# PROBLEM TO SOLVE:
Determine how many lines include the word "Base", then give that number and nothing more.

## begin

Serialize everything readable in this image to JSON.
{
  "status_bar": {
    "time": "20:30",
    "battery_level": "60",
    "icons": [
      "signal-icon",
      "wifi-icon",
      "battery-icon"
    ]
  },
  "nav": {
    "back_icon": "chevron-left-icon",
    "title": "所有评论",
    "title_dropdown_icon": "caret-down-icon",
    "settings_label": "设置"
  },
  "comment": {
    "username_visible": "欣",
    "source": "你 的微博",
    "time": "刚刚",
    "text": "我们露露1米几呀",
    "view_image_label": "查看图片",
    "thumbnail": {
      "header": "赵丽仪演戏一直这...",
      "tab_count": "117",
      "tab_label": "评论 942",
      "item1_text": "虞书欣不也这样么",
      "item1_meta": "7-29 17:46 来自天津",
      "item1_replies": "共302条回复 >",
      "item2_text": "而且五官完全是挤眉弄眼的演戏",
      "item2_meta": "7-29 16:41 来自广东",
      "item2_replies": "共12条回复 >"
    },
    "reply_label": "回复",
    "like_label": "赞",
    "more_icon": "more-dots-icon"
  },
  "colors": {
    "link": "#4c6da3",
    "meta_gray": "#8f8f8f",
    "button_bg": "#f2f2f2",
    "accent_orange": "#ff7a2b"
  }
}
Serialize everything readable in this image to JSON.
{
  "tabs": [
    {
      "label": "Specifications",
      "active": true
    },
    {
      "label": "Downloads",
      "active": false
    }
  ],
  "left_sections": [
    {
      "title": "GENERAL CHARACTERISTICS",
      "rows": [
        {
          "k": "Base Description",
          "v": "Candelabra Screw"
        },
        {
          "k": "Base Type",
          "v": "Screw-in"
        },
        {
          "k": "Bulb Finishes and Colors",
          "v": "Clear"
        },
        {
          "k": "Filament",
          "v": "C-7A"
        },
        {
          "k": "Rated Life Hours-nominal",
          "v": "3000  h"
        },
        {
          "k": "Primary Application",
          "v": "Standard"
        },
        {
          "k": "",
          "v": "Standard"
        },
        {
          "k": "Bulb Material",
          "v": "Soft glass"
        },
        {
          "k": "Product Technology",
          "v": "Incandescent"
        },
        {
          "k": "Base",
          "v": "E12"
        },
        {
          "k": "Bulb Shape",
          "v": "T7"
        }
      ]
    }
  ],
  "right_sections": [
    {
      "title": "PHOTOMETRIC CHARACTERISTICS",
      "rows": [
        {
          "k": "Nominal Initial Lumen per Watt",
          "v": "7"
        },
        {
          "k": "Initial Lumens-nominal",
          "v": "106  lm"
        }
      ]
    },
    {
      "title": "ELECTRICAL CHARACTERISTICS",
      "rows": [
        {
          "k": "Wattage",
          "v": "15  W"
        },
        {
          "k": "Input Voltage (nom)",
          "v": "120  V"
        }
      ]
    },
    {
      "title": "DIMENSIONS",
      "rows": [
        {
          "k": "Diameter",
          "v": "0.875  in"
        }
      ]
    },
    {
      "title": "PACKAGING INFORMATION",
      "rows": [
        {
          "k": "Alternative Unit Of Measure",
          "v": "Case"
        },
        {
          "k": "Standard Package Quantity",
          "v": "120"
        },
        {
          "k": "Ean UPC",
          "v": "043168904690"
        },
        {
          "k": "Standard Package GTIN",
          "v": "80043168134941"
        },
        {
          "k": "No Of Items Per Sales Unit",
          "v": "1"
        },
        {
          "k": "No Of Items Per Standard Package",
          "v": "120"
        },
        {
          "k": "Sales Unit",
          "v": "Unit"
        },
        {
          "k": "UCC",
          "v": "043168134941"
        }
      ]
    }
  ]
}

## end

# COMPLETE OUTPUT:
3